== WHAT YOU WILL DO ==
Please output the records below in full, exactly as given, but without the images.

┄┄┄┄┄┄┄┄┄┄┄┄┄┄┄┄┄┄┄┄

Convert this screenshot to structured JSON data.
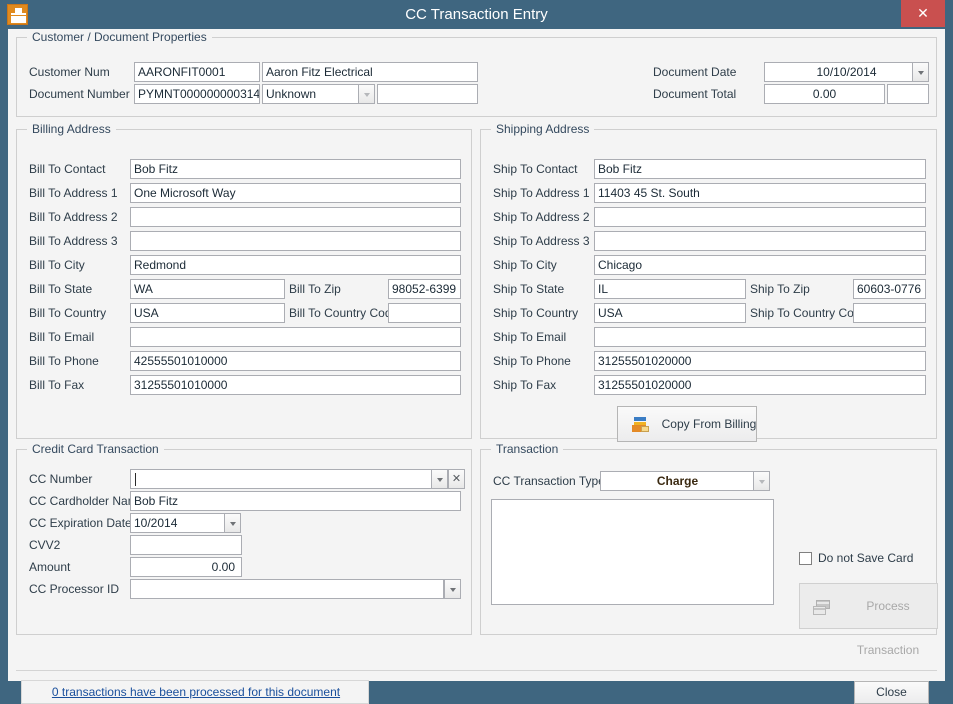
{
  "window": {
    "title": "CC Transaction Entry",
    "app_icon": "register-icon",
    "close_label": "✕",
    "accent_color": "#3f6680",
    "close_button_color": "#c9504f"
  },
  "customer_section": {
    "legend": "Customer / Document Properties",
    "fields": [
      {
        "label": "Customer Num",
        "value": "AARONFIT0001"
      },
      {
        "label": "",
        "value": "Aaron Fitz Electrical"
      },
      {
        "label": "Document Number",
        "value": "PYMNT000000000314"
      },
      {
        "label": "",
        "value": "Unknown"
      },
      {
        "label": "",
        "value": ""
      }
    ],
    "customer_num_label": "Customer Num",
    "customer_num_value": "AARONFIT0001",
    "customer_name_value": "Aaron Fitz Electrical",
    "document_number_label": "Document Number",
    "document_number_value": "PYMNT000000000314",
    "document_type_value": "Unknown",
    "document_extra_value": "",
    "document_date_label": "Document Date",
    "document_date_value": "10/10/2014",
    "document_total_label": "Document Total",
    "document_total_value": "0.00",
    "document_total_extra": ""
  },
  "billing_section": {
    "legend": "Billing Address",
    "rows": [
      {
        "label": "Bill To Contact",
        "value": "Bob Fitz"
      },
      {
        "label": "Bill To Address 1",
        "value": "One Microsoft Way"
      },
      {
        "label": "Bill To Address 2",
        "value": ""
      },
      {
        "label": "Bill To Address 3",
        "value": ""
      },
      {
        "label": "Bill To City",
        "value": "Redmond"
      }
    ],
    "state_label": "Bill To State",
    "state_value": "WA",
    "zip_label": "Bill To Zip",
    "zip_value": "98052-6399",
    "country_label": "Bill To Country",
    "country_value": "USA",
    "country_code_label": "Bill To Country Code",
    "country_code_value": "",
    "email_label": "Bill To Email",
    "email_value": "",
    "phone_label": "Bill To Phone",
    "phone_value": "42555501010000",
    "fax_label": "Bill To Fax",
    "fax_value": "31255501010000"
  },
  "shipping_section": {
    "legend": "Shipping Address",
    "rows": [
      {
        "label": "Ship To Contact",
        "value": "Bob Fitz"
      },
      {
        "label": "Ship To Address 1",
        "value": "11403 45 St. South"
      },
      {
        "label": "Ship To Address 2",
        "value": ""
      },
      {
        "label": "Ship To Address 3",
        "value": ""
      },
      {
        "label": "Ship To City",
        "value": "Chicago"
      }
    ],
    "state_label": "Ship To State",
    "state_value": "IL",
    "zip_label": "Ship To Zip",
    "zip_value": "60603-0776",
    "country_label": "Ship To Country",
    "country_value": "USA",
    "country_code_label": "Ship To Country Code",
    "country_code_value": "",
    "email_label": "Ship To Email",
    "email_value": "",
    "phone_label": "Ship To Phone",
    "phone_value": "31255501020000",
    "fax_label": "Ship To Fax",
    "fax_value": "31255501020000",
    "copy_button_label": "Copy From Billing",
    "copy_button_icon": "copy-from-billing-icon"
  },
  "credit_card_section": {
    "legend": "Credit Card Transaction",
    "cc_number_label": "CC Number",
    "cc_number_value": "",
    "cc_cardholder_label": "CC Cardholder Name",
    "cc_cardholder_value": "Bob Fitz",
    "cc_expiration_label": "CC Expiration Date",
    "cc_expiration_value": "10/2014",
    "cvv2_label": "CVV2",
    "cvv2_value": "",
    "amount_label": "Amount",
    "amount_value": "0.00",
    "cc_processor_label": "CC Processor ID",
    "cc_processor_value": ""
  },
  "transaction_section": {
    "legend": "Transaction",
    "type_label": "CC Transaction Type",
    "type_value": "Charge",
    "response_value": "",
    "do_not_save_label": "Do not Save Card",
    "do_not_save_checked": false,
    "process_button_label": "Process Transaction",
    "process_button_icon": "process-transaction-icon",
    "process_button_disabled": true
  },
  "footer": {
    "transactions_link": "0 transactions have been processed for this document",
    "close_label": "Close"
  }
}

┄┄┄┄┄┄┄┄┄┄┄┄┄┄┄┄┄┄┄┄

== SOLUTION FOR THIS TASK ==
Convert this screenshot to structured JSON data.
{
  "window": {
    "title": "CC Transaction Entry",
    "app_icon": "register-icon",
    "close_label": "✕",
    "accent_color": "#3f6680",
    "close_button_color": "#c9504f"
  },
  "customer_section": {
    "legend": "Customer / Document Properties",
    "fields": [
      {
        "label": "Customer Num",
        "value": "AARONFIT0001"
      },
      {
        "label": "",
        "value": "Aaron Fitz Electrical"
      },
      {
        "label": "Document Number",
        "value": "PYMNT000000000314"
      },
      {
        "label": "",
        "value": "Unknown"
      },
      {
        "label": "",
        "value": ""
      }
    ],
    "customer_num_label": "Customer Num",
    "customer_num_value": "AARONFIT0001",
    "customer_name_value": "Aaron Fitz Electrical",
    "document_number_label": "Document Number",
    "document_number_value": "PYMNT000000000314",
    "document_type_value": "Unknown",
    "document_extra_value": "",
    "document_date_label": "Document Date",
    "document_date_value": "10/10/2014",
    "document_total_label": "Document Total",
    "document_total_value": "0.00",
    "document_total_extra": ""
  },
  "billing_section": {
    "legend": "Billing Address",
    "rows": [
      {
        "label": "Bill To Contact",
        "value": "Bob Fitz"
      },
      {
        "label": "Bill To Address 1",
        "value": "One Microsoft Way"
      },
      {
        "label": "Bill To Address 2",
        "value": ""
      },
      {
        "label": "Bill To Address 3",
        "value": ""
      },
      {
        "label": "Bill To City",
        "value": "Redmond"
      }
    ],
    "state_label": "Bill To State",
    "state_value": "WA",
    "zip_label": "Bill To Zip",
    "zip_value": "98052-6399",
    "country_label": "Bill To Country",
    "country_value": "USA",
    "country_code_label": "Bill To Country Code",
    "country_code_value": "",
    "email_label": "Bill To Email",
    "email_value": "",
    "phone_label": "Bill To Phone",
    "phone_value": "42555501010000",
    "fax_label": "Bill To Fax",
    "fax_value": "31255501010000"
  },
  "shipping_section": {
    "legend": "Shipping Address",
    "rows": [
      {
        "label": "Ship To Contact",
        "value": "Bob Fitz"
      },
      {
        "label": "Ship To Address 1",
        "value": "11403 45 St. South"
      },
      {
        "label": "Ship To Address 2",
        "value": ""
      },
      {
        "label": "Ship To Address 3",
        "value": ""
      },
      {
        "label": "Ship To City",
        "value": "Chicago"
      }
    ],
    "state_label": "Ship To State",
    "state_value": "IL",
    "zip_label": "Ship To Zip",
    "zip_value": "60603-0776",
    "country_label": "Ship To Country",
    "country_value": "USA",
    "country_code_label": "Ship To Country Code",
    "country_code_value": "",
    "email_label": "Ship To Email",
    "email_value": "",
    "phone_label": "Ship To Phone",
    "phone_value": "31255501020000",
    "fax_label": "Ship To Fax",
    "fax_value": "31255501020000",
    "copy_button_label": "Copy From Billing",
    "copy_button_icon": "copy-from-billing-icon"
  },
  "credit_card_section": {
    "legend": "Credit Card Transaction",
    "cc_number_label": "CC Number",
    "cc_number_value": "",
    "cc_cardholder_label": "CC Cardholder Name",
    "cc_cardholder_value": "Bob Fitz",
    "cc_expiration_label": "CC Expiration Date",
    "cc_expiration_value": "10/2014",
    "cvv2_label": "CVV2",
    "cvv2_value": "",
    "amount_label": "Amount",
    "amount_value": "0.00",
    "cc_processor_label": "CC Processor ID",
    "cc_processor_value": ""
  },
  "transaction_section": {
    "legend": "Transaction",
    "type_label": "CC Transaction Type",
    "type_value": "Charge",
    "response_value": "",
    "do_not_save_label": "Do not Save Card",
    "do_not_save_checked": false,
    "process_button_label": "Process Transaction",
    "process_button_icon": "process-transaction-icon",
    "process_button_disabled": true
  },
  "footer": {
    "transactions_link": "0 transactions have been processed for this document",
    "close_label": "Close"
  }
}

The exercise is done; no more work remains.